▶ [The request]: Using the listing below, report all lines holding the word "HIGH".

[Dataset content start]

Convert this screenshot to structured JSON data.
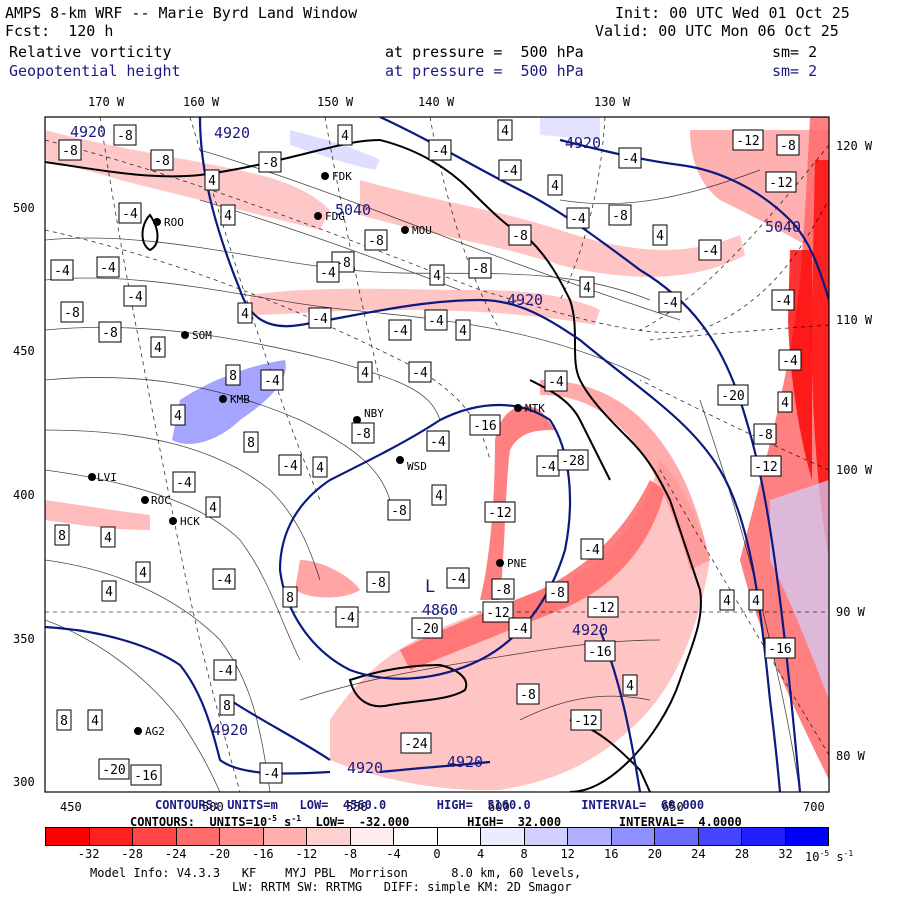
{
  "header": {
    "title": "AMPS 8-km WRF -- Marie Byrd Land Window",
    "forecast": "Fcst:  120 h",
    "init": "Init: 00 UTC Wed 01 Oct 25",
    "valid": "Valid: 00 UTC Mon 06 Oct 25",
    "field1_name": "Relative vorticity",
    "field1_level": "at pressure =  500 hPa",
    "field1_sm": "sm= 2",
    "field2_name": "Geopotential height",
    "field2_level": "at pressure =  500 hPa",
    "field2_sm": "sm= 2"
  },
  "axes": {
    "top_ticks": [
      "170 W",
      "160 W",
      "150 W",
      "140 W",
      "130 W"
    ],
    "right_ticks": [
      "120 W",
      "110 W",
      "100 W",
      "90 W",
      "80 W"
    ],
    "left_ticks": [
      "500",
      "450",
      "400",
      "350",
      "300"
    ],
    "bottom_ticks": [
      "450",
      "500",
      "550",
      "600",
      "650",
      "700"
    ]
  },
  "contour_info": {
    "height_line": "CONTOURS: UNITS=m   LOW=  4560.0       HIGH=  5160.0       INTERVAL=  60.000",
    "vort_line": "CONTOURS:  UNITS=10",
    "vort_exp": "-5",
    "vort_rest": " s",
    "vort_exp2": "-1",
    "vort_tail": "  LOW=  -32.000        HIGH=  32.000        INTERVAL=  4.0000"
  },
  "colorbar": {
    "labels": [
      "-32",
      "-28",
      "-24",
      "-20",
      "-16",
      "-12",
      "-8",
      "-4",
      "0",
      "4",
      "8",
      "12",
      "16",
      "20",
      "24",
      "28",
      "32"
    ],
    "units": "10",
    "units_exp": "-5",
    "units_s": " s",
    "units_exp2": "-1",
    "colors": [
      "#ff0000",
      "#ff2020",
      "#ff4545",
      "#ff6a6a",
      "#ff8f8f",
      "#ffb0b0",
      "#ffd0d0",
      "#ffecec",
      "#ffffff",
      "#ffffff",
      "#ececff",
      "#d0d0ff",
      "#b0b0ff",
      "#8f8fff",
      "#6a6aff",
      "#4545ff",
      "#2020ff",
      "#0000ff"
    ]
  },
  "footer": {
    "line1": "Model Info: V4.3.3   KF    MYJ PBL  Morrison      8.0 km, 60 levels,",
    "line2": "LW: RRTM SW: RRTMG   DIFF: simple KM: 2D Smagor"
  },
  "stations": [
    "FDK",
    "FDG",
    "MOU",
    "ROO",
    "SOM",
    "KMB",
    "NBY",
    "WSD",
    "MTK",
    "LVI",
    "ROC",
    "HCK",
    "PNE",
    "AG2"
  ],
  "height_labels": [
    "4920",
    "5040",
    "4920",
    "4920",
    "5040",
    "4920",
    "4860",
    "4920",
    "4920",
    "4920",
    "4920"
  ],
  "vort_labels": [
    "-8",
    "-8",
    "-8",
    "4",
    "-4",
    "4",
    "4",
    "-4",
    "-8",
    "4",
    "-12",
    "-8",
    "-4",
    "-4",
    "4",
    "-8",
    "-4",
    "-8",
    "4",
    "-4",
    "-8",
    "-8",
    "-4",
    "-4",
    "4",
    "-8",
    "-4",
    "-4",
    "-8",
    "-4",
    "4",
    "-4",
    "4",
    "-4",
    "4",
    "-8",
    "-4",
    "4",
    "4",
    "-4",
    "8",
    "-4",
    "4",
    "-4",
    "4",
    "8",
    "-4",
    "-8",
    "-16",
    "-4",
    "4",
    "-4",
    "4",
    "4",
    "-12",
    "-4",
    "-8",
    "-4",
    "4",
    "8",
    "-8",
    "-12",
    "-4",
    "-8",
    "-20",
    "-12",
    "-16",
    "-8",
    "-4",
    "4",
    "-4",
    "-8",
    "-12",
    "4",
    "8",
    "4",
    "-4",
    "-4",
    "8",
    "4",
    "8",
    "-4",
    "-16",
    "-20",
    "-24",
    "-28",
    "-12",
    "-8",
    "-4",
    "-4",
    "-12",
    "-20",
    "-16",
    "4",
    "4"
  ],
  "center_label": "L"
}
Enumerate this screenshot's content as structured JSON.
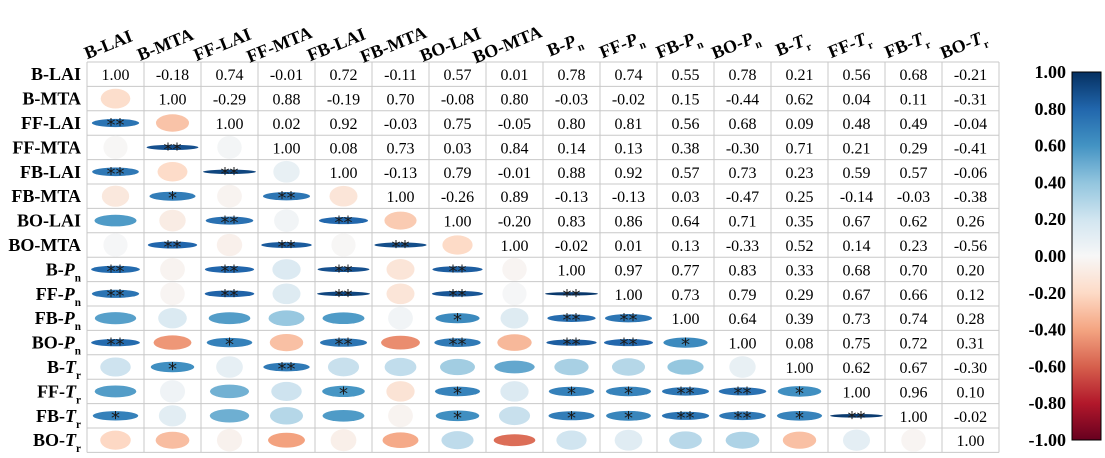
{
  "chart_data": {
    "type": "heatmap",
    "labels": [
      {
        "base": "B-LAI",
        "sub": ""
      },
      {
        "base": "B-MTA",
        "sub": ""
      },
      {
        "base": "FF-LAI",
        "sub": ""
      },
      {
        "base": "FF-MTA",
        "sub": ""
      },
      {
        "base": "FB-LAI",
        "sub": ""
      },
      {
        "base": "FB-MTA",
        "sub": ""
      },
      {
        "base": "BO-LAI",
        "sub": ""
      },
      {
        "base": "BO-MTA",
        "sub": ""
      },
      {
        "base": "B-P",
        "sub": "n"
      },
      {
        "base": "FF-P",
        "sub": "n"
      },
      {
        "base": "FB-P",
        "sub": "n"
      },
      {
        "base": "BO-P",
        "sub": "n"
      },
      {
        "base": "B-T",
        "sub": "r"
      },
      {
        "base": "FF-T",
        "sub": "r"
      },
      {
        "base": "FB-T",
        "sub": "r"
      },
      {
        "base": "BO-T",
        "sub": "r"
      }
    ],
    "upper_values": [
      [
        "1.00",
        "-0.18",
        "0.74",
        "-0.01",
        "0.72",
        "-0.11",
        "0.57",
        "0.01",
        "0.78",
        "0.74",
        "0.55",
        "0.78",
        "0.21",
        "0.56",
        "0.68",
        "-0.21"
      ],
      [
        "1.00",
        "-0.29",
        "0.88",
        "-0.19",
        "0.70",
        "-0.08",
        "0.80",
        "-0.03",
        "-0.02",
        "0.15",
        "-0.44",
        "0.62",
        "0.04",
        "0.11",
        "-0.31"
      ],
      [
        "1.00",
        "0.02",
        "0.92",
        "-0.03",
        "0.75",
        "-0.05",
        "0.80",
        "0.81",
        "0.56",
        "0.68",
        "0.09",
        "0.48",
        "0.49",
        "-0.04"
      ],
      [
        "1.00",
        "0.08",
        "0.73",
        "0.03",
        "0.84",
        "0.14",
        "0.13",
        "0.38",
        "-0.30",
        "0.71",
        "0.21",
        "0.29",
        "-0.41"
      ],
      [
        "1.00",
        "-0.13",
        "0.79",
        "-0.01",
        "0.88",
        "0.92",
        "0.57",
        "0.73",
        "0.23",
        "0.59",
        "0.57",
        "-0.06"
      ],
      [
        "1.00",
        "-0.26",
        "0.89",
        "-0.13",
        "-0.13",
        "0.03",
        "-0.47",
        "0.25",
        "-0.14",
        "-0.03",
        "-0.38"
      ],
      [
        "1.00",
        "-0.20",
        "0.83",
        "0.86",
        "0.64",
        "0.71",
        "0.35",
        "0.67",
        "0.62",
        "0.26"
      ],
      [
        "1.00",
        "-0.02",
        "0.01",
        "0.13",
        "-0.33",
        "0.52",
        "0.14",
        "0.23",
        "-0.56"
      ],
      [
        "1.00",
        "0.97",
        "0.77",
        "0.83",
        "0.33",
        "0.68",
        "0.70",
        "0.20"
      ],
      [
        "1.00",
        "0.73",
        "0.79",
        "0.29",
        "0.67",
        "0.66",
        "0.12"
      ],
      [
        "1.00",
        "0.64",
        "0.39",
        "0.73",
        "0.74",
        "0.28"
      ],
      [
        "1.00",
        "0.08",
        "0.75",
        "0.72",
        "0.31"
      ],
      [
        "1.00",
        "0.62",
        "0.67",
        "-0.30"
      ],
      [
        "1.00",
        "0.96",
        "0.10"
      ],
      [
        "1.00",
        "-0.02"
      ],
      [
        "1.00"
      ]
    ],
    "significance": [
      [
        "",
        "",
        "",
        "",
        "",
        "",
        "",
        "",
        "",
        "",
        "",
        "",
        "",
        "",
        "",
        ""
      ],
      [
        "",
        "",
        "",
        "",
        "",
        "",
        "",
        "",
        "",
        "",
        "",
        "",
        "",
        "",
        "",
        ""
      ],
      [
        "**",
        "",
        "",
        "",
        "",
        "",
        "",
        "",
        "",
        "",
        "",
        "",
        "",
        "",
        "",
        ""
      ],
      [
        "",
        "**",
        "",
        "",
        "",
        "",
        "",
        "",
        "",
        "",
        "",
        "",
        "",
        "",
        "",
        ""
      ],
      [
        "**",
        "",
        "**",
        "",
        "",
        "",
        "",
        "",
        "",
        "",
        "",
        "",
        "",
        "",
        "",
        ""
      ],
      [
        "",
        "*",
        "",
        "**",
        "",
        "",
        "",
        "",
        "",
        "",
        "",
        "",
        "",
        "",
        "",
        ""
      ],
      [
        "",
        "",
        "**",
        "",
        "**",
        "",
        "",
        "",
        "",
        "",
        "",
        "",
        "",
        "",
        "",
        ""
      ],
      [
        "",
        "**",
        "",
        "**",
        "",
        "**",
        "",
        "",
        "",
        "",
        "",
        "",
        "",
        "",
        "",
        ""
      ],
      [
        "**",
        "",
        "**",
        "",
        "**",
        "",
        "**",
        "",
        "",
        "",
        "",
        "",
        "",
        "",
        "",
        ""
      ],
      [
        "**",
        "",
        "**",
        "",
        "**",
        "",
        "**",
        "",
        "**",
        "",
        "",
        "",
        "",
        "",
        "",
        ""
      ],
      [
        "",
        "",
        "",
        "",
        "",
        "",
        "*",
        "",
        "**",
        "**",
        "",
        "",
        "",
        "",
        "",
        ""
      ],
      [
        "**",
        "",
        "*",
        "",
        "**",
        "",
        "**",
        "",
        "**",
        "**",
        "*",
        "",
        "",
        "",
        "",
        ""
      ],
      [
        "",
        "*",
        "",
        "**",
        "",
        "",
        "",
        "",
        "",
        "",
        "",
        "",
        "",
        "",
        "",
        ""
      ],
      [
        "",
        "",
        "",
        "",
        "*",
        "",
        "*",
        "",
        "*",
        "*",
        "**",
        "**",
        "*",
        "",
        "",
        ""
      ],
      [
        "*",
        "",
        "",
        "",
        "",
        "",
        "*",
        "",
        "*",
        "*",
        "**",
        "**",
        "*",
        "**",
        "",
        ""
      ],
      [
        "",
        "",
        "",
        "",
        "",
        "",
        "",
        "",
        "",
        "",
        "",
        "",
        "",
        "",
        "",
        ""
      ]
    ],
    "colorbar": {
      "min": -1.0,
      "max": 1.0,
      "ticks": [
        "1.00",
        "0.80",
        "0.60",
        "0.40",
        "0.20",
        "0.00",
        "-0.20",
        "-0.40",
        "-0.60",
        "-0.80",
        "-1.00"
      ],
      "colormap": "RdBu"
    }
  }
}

[Dataset content end]

▶ [Reply]:
    "height_line": "CONTOURS: UNITS=m   LOW=  4560.0       HIGH=  5160.0       INTERVAL=  60.000",
    "vort_tail": "  LOW=  -32.000        HIGH=  32.000        INTERVAL=  4.0000"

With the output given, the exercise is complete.